● TASK DESCRIPTION
Convert each line of the material below into a JSON list of strings, one string per line, omitting blank lines.
☆ ☆ ☆
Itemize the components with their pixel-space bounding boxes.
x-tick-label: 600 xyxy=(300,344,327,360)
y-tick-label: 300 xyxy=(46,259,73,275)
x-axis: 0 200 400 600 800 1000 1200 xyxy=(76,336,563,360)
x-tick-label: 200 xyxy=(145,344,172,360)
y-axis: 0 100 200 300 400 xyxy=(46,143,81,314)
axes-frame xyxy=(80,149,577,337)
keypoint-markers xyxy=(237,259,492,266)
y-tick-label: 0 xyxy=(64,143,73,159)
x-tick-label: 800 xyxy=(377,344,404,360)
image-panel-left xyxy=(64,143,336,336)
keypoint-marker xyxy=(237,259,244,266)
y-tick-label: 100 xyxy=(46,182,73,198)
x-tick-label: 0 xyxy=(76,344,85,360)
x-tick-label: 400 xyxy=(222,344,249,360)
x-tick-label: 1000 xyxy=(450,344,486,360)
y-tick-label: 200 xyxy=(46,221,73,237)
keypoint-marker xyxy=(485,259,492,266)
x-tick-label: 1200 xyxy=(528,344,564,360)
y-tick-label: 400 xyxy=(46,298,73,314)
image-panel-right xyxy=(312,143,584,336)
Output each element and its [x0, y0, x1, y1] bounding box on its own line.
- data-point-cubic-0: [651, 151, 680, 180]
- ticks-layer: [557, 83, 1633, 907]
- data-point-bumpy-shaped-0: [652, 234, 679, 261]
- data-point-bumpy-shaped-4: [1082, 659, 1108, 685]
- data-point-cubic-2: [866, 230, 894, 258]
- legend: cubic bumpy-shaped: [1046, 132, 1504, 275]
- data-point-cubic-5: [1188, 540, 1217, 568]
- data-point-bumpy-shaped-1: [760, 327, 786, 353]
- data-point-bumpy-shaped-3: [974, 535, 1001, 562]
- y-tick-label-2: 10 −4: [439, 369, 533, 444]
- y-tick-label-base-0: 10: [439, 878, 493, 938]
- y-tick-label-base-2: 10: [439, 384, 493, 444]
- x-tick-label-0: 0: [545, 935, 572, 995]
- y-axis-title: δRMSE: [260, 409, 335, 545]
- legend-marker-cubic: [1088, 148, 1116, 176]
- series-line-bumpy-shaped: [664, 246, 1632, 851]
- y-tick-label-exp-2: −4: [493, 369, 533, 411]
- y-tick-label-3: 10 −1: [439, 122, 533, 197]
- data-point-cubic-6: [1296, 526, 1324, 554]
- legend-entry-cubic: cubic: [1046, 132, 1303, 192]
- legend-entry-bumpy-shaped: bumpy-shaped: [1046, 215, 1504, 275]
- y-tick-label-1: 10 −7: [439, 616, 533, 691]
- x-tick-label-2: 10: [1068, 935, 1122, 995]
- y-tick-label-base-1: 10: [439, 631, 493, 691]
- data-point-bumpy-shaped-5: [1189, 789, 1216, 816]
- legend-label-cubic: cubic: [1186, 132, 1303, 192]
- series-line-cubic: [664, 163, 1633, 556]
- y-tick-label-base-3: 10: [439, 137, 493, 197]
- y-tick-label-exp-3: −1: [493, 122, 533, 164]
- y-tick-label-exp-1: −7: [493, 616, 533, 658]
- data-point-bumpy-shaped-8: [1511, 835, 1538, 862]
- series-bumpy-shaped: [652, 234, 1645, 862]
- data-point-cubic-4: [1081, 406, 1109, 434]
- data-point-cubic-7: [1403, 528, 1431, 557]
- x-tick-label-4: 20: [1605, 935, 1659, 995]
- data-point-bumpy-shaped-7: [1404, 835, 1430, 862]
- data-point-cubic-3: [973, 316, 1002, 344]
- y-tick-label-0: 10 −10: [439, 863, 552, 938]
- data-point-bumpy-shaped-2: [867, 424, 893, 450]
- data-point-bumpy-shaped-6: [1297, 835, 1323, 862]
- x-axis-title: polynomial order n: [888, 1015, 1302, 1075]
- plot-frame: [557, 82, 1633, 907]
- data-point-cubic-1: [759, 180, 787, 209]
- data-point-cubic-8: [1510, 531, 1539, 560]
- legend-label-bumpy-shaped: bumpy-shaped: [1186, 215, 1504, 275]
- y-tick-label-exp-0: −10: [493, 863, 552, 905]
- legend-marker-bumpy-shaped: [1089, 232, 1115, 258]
☆ ☆ ☆
● FINAL ANSWER
[
  "Itemize the components with their pixel-space bounding boxes.",
  "x-tick-label: 600 xyxy=(300,344,327,360)",
  "y-tick-label: 300 xyxy=(46,259,73,275)",
  "x-axis: 0 200 400 600 800 1000 1200 xyxy=(76,336,563,360)",
  "x-tick-label: 200 xyxy=(145,344,172,360)",
  "y-axis: 0 100 200 300 400 xyxy=(46,143,81,314)",
  "axes-frame xyxy=(80,149,577,337)",
  "keypoint-markers xyxy=(237,259,492,266)",
  "y-tick-label: 0 xyxy=(64,143,73,159)",
  "x-tick-label: 800 xyxy=(377,344,404,360)",
  "image-panel-left xyxy=(64,143,336,336)",
  "keypoint-marker xyxy=(237,259,244,266)",
  "y-tick-label: 100 xyxy=(46,182,73,198)",
  "x-tick-label: 0 xyxy=(76,344,85,360)",
  "x-tick-label: 400 xyxy=(222,344,249,360)",
  "x-tick-label: 1000 xyxy=(450,344,486,360)",
  "y-tick-label: 200 xyxy=(46,221,73,237)",
  "keypoint-marker xyxy=(485,259,492,266)",
  "x-tick-label: 1200 xyxy=(528,344,564,360)",
  "y-tick-label: 400 xyxy=(46,298,73,314)",
  "image-panel-right xyxy=(312,143,584,336)",
  "Output each element and its [x0, y0, x1, y1] bounding box on its own line.",
  "- data-point-cubic-0: [651, 151, 680, 180]",
  "- ticks-layer: [557, 83, 1633, 907]",
  "- data-point-bumpy-shaped-0: [652, 234, 679, 261]",
  "- data-point-bumpy-shaped-4: [1082, 659, 1108, 685]",
  "- data-point-cubic-2: [866, 230, 894, 258]",
  "- legend: cubic bumpy-shaped: [1046, 132, 1504, 275]",
  "- data-point-cubic-5: [1188, 540, 1217, 568]",
  "- data-point-bumpy-shaped-1: [760, 327, 786, 353]",
  "- data-point-bumpy-shaped-3: [974, 535, 1001, 562]",
  "- y-tick-label-2: 10 −4: [439, 369, 533, 444]",
  "- y-tick-label-base-0: 10: [439, 878, 493, 938]",
  "- y-tick-label-base-2: 10: [439, 384, 493, 444]",
  "- x-tick-label-0: 0: [545, 935, 572, 995]",
  "- y-axis-title: δRMSE: [260, 409, 335, 545]",
  "- legend-marker-cubic: [1088, 148, 1116, 176]",
  "- series-line-bumpy-shaped: [664, 246, 1632, 851]",
  "- y-tick-label-exp-2: −4: [493, 369, 533, 411]",
  "- y-tick-label-3: 10 −1: [439, 122, 533, 197]",
  "- data-point-cubic-6: [1296, 526, 1324, 554]",
  "- legend-entry-cubic: cubic: [1046, 132, 1303, 192]",
  "- legend-entry-bumpy-shaped: bumpy-shaped: [1046, 215, 1504, 275]",
  "- y-tick-label-1: 10 −7: [439, 616, 533, 691]",
  "- x-tick-label-2: 10: [1068, 935, 1122, 995]",
  "- y-tick-label-base-1: 10: [439, 631, 493, 691]",
  "- data-point-bumpy-shaped-5: [1189, 789, 1216, 816]",
  "- legend-label-cubic: cubic: [1186, 132, 1303, 192]",
  "- series-line-cubic: [664, 163, 1633, 556]",
  "- y-tick-label-base-3: 10: [439, 137, 493, 197]",
  "- y-tick-label-exp-3: −1: [493, 122, 533, 164]",
  "- y-tick-label-exp-1: −7: [493, 616, 533, 658]",
  "- data-point-bumpy-shaped-8: [1511, 835, 1538, 862]",
  "- series-bumpy-shaped: [652, 234, 1645, 862]",
  "- data-point-cubic-4: [1081, 406, 1109, 434]",
  "- data-point-cubic-7: [1403, 528, 1431, 557]",
  "- x-tick-label-4: 20: [1605, 935, 1659, 995]",
  "- data-point-bumpy-shaped-7: [1404, 835, 1430, 862]",
  "- data-point-cubic-3: [973, 316, 1002, 344]",
  "- y-tick-label-0: 10 −10: [439, 863, 552, 938]",
  "- data-point-bumpy-shaped-2: [867, 424, 893, 450]",
  "- data-point-bumpy-shaped-6: [1297, 835, 1323, 862]",
  "- x-axis-title: polynomial order n: [888, 1015, 1302, 1075]",
  "- plot-frame: [557, 82, 1633, 907]",
  "- data-point-cubic-1: [759, 180, 787, 209]",
  "- data-point-cubic-8: [1510, 531, 1539, 560]",
  "- legend-label-bumpy-shaped: bumpy-shaped: [1186, 215, 1504, 275]",
  "- y-tick-label-exp-0: −10: [493, 863, 552, 905]",
  "- legend-marker-bumpy-shaped: [1089, 232, 1115, 258]"
]